** BEGIN **
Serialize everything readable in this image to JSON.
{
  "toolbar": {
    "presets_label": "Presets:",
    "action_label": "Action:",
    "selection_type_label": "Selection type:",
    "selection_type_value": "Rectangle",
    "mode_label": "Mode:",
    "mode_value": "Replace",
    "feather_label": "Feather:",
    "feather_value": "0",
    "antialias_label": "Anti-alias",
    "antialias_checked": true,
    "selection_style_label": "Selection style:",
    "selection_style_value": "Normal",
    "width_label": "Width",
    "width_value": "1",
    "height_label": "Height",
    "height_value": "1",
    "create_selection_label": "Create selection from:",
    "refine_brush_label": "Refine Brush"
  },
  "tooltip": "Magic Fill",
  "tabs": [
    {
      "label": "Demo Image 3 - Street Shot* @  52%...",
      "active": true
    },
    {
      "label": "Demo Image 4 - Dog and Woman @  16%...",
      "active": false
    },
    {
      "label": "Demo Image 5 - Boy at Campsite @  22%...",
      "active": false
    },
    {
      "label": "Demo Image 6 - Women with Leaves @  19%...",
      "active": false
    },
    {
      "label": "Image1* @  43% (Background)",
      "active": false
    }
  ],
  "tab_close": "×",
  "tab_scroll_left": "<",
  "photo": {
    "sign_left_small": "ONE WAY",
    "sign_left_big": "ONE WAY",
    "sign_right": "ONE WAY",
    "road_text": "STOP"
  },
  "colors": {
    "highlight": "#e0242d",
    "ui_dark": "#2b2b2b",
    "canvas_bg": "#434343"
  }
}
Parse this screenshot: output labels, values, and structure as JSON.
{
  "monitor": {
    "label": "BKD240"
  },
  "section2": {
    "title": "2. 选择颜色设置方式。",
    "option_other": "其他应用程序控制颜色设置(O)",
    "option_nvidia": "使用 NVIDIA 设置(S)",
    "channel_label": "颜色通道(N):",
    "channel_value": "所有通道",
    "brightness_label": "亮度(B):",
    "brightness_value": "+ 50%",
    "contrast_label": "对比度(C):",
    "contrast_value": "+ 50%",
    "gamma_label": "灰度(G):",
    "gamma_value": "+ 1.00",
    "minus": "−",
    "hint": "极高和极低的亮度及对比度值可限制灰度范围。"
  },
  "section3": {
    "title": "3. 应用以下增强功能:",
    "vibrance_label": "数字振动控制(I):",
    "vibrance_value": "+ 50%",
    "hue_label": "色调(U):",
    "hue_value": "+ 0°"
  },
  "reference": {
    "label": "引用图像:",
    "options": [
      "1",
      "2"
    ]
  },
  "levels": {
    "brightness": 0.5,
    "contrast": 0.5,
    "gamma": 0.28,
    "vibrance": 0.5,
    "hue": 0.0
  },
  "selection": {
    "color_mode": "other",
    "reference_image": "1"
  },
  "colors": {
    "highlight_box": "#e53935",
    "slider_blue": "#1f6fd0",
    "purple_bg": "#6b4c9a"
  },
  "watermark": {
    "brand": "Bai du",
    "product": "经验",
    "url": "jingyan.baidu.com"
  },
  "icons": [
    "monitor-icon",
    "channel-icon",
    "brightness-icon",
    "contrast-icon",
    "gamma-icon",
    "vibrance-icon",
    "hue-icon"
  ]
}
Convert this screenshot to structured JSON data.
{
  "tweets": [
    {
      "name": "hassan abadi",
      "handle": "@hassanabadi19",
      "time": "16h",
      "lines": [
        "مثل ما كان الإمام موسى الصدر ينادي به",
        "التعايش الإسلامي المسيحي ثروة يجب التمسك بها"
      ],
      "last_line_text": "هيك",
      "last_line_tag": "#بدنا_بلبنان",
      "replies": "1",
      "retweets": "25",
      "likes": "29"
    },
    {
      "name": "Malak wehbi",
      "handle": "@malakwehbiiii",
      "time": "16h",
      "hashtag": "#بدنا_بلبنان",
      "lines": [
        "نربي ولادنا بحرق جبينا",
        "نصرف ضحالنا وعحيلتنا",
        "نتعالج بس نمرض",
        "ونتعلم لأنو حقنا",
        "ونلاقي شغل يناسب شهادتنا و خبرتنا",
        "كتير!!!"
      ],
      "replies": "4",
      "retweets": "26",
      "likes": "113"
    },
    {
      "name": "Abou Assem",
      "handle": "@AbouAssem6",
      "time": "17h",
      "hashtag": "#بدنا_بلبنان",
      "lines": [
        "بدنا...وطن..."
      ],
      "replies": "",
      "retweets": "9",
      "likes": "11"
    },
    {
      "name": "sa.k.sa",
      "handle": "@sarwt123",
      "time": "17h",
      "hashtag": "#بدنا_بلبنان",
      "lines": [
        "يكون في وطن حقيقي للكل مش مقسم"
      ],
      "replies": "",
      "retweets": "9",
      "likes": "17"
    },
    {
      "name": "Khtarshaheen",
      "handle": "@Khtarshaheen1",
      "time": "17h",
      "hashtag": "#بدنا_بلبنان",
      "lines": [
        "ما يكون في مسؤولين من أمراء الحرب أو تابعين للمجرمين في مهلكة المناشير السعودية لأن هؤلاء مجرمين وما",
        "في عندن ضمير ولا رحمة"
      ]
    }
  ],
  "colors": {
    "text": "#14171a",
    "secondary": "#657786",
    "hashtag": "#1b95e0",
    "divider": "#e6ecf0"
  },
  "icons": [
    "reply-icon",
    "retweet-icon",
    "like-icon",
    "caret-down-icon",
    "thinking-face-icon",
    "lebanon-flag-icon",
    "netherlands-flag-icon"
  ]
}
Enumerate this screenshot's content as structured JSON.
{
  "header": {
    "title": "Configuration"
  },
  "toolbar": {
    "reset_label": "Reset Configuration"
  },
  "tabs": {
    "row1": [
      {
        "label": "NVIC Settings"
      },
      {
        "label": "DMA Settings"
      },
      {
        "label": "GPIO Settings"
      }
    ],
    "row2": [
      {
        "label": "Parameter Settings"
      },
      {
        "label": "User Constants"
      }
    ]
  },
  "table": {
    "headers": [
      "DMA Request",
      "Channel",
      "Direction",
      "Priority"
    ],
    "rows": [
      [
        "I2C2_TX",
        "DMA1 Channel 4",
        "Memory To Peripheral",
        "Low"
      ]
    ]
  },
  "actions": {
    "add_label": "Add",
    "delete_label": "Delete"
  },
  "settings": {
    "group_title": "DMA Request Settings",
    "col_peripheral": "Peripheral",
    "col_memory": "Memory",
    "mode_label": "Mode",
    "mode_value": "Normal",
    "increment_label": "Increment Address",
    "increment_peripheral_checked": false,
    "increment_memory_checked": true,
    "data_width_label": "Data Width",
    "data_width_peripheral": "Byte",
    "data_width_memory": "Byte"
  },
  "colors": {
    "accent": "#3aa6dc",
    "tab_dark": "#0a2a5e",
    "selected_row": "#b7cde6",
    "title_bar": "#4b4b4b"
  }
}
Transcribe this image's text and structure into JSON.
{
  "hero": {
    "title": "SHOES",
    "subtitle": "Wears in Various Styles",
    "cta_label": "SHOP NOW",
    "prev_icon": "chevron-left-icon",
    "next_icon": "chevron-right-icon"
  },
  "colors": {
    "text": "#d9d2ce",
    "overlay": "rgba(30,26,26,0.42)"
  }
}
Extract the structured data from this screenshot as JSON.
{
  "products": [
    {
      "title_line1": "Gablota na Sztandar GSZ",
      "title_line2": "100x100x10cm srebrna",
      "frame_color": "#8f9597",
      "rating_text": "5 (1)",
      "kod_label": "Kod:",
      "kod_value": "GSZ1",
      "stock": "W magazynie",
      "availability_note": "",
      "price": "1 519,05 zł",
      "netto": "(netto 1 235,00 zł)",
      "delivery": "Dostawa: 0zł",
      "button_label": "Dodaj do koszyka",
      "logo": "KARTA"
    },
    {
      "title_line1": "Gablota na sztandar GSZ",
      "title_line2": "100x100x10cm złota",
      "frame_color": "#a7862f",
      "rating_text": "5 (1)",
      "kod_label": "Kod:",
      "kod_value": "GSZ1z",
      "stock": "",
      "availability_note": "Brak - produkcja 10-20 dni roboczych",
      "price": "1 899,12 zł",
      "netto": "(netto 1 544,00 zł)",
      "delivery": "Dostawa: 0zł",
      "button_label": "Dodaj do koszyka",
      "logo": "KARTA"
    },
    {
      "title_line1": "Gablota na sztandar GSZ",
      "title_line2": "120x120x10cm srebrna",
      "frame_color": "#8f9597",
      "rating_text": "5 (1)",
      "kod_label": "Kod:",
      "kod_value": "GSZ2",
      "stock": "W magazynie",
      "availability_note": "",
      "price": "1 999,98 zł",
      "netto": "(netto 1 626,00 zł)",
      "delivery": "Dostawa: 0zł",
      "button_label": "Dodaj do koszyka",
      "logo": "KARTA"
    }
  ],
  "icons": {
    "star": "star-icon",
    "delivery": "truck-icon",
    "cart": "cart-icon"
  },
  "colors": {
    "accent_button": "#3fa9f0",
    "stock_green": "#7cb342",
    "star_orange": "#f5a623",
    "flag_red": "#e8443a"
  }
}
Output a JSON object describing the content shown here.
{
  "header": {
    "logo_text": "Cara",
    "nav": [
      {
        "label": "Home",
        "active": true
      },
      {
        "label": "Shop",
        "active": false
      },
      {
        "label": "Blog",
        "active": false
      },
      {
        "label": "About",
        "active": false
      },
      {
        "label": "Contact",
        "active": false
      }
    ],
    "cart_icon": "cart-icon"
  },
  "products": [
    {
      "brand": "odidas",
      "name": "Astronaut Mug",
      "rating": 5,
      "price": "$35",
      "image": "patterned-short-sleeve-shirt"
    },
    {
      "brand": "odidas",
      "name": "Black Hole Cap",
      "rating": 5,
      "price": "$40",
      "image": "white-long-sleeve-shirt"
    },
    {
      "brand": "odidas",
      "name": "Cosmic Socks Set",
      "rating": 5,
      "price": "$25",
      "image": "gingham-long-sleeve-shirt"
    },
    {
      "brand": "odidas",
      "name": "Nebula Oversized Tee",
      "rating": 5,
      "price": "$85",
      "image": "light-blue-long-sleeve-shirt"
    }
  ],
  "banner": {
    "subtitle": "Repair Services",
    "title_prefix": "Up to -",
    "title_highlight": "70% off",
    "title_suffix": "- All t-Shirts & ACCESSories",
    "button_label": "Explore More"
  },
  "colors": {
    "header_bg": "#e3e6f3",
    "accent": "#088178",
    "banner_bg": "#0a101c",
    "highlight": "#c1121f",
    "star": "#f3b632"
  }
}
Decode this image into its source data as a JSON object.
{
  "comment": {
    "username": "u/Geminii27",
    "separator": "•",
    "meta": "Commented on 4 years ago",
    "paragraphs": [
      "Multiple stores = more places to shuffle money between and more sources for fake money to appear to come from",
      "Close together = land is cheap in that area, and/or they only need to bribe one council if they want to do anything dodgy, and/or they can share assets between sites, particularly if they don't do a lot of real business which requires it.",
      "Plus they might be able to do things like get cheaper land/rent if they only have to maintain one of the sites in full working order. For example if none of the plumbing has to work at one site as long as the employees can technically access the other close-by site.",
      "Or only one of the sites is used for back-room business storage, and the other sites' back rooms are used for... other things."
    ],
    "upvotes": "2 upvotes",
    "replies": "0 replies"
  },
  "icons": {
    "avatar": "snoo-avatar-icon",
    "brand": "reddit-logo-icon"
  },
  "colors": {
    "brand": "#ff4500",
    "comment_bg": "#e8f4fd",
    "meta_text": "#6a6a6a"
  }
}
** END **
### Problem to work on
Scan the material line by line and report each one that contains "only".

### Exercise output
      "Close together = land is cheap in that area, and/or they only need to bribe one council if they want to do anything dodgy, and/or they can share assets between sites, particularly if they don't do a lot of real business which requires it.",
      "Plus they might be able to do things like get cheaper land/rent if they only have to maintain one of the sites in full working order. For example if none of the plumbing has to work at one site as long as the employees can technically access the other close-by site.",
      "Or only one of the sites is used for back-room business storage, and the other sites' back rooms are used for... other things."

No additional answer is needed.